### Material provided
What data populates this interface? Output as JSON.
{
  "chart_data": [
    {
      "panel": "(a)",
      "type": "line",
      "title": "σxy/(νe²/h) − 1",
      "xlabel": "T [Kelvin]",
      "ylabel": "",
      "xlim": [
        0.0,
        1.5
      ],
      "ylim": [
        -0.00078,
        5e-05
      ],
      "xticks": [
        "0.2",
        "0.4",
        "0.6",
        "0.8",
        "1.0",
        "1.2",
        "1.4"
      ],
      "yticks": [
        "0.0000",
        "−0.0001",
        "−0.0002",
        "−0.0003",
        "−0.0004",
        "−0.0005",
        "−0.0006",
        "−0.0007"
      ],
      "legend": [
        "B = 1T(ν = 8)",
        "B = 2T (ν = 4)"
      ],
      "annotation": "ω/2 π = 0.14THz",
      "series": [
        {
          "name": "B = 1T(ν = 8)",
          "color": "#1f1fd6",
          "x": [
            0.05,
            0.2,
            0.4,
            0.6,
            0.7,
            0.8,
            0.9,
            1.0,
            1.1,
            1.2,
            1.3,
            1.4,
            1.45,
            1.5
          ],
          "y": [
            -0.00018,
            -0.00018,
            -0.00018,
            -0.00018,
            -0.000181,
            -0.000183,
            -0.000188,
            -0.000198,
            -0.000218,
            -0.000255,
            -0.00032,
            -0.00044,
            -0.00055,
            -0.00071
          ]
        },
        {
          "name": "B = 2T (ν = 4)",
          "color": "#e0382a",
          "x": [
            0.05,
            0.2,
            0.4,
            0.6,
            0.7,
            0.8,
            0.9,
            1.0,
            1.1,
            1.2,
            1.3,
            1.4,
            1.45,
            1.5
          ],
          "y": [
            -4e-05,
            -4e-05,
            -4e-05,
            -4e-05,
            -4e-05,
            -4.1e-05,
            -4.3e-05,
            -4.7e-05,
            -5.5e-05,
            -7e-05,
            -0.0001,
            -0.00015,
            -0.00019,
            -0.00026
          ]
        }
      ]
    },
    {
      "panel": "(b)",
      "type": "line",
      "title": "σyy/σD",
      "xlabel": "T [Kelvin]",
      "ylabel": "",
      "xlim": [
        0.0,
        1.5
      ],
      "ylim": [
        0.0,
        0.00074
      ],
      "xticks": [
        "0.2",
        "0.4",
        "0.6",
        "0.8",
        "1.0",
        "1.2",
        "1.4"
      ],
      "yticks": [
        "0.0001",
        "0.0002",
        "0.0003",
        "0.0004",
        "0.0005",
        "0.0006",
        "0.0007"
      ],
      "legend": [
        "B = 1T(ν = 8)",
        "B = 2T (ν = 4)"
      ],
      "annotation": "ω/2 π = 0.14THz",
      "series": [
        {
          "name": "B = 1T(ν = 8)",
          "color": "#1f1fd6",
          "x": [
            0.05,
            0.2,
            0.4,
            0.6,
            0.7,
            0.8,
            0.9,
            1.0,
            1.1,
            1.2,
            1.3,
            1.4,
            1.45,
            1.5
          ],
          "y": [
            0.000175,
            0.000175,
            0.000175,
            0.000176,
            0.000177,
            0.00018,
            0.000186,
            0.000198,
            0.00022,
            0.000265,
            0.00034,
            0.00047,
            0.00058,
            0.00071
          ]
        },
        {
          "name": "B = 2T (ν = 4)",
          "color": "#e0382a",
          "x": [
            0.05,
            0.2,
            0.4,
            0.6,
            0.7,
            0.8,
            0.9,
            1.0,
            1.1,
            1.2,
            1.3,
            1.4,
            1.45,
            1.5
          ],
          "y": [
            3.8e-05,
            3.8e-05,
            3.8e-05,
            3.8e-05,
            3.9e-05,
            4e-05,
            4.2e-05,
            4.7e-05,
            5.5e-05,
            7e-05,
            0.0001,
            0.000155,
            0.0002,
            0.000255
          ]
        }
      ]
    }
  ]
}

### Aim
Can you give every line above again, exactly as written?

### Task solution
What data populates this interface? Output as JSON.
{
  "chart_data": [
    {
      "panel": "(a)",
      "type": "line",
      "title": "σxy/(νe²/h) − 1",
      "xlabel": "T [Kelvin]",
      "ylabel": "",
      "xlim": [
        0.0,
        1.5
      ],
      "ylim": [
        -0.00078,
        5e-05
      ],
      "xticks": [
        "0.2",
        "0.4",
        "0.6",
        "0.8",
        "1.0",
        "1.2",
        "1.4"
      ],
      "yticks": [
        "0.0000",
        "−0.0001",
        "−0.0002",
        "−0.0003",
        "−0.0004",
        "−0.0005",
        "−0.0006",
        "−0.0007"
      ],
      "legend": [
        "B = 1T(ν = 8)",
        "B = 2T (ν = 4)"
      ],
      "annotation": "ω/2 π = 0.14THz",
      "series": [
        {
          "name": "B = 1T(ν = 8)",
          "color": "#1f1fd6",
          "x": [
            0.05,
            0.2,
            0.4,
            0.6,
            0.7,
            0.8,
            0.9,
            1.0,
            1.1,
            1.2,
            1.3,
            1.4,
            1.45,
            1.5
          ],
          "y": [
            -0.00018,
            -0.00018,
            -0.00018,
            -0.00018,
            -0.000181,
            -0.000183,
            -0.000188,
            -0.000198,
            -0.000218,
            -0.000255,
            -0.00032,
            -0.00044,
            -0.00055,
            -0.00071
          ]
        },
        {
          "name": "B = 2T (ν = 4)",
          "color": "#e0382a",
          "x": [
            0.05,
            0.2,
            0.4,
            0.6,
            0.7,
            0.8,
            0.9,
            1.0,
            1.1,
            1.2,
            1.3,
            1.4,
            1.45,
            1.5
          ],
          "y": [
            -4e-05,
            -4e-05,
            -4e-05,
            -4e-05,
            -4e-05,
            -4.1e-05,
            -4.3e-05,
            -4.7e-05,
            -5.5e-05,
            -7e-05,
            -0.0001,
            -0.00015,
            -0.00019,
            -0.00026
          ]
        }
      ]
    },
    {
      "panel": "(b)",
      "type": "line",
      "title": "σyy/σD",
      "xlabel": "T [Kelvin]",
      "ylabel": "",
      "xlim": [
        0.0,
        1.5
      ],
      "ylim": [
        0.0,
        0.00074
      ],
      "xticks": [
        "0.2",
        "0.4",
        "0.6",
        "0.8",
        "1.0",
        "1.2",
        "1.4"
      ],
      "yticks": [
        "0.0001",
        "0.0002",
        "0.0003",
        "0.0004",
        "0.0005",
        "0.0006",
        "0.0007"
      ],
      "legend": [
        "B = 1T(ν = 8)",
        "B = 2T (ν = 4)"
      ],
      "annotation": "ω/2 π = 0.14THz",
      "series": [
        {
          "name": "B = 1T(ν = 8)",
          "color": "#1f1fd6",
          "x": [
            0.05,
            0.2,
            0.4,
            0.6,
            0.7,
            0.8,
            0.9,
            1.0,
            1.1,
            1.2,
            1.3,
            1.4,
            1.45,
            1.5
          ],
          "y": [
            0.000175,
            0.000175,
            0.000175,
            0.000176,
            0.000177,
            0.00018,
            0.000186,
            0.000198,
            0.00022,
            0.000265,
            0.00034,
            0.00047,
            0.00058,
            0.00071
          ]
        },
        {
          "name": "B = 2T (ν = 4)",
          "color": "#e0382a",
          "x": [
            0.05,
            0.2,
            0.4,
            0.6,
            0.7,
            0.8,
            0.9,
            1.0,
            1.1,
            1.2,
            1.3,
            1.4,
            1.45,
            1.5
          ],
          "y": [
            3.8e-05,
            3.8e-05,
            3.8e-05,
            3.8e-05,
            3.9e-05,
            4e-05,
            4.2e-05,
            4.7e-05,
            5.5e-05,
            7e-05,
            0.0001,
            0.000155,
            0.0002,
            0.000255
          ]
        }
      ]
    }
  ]
}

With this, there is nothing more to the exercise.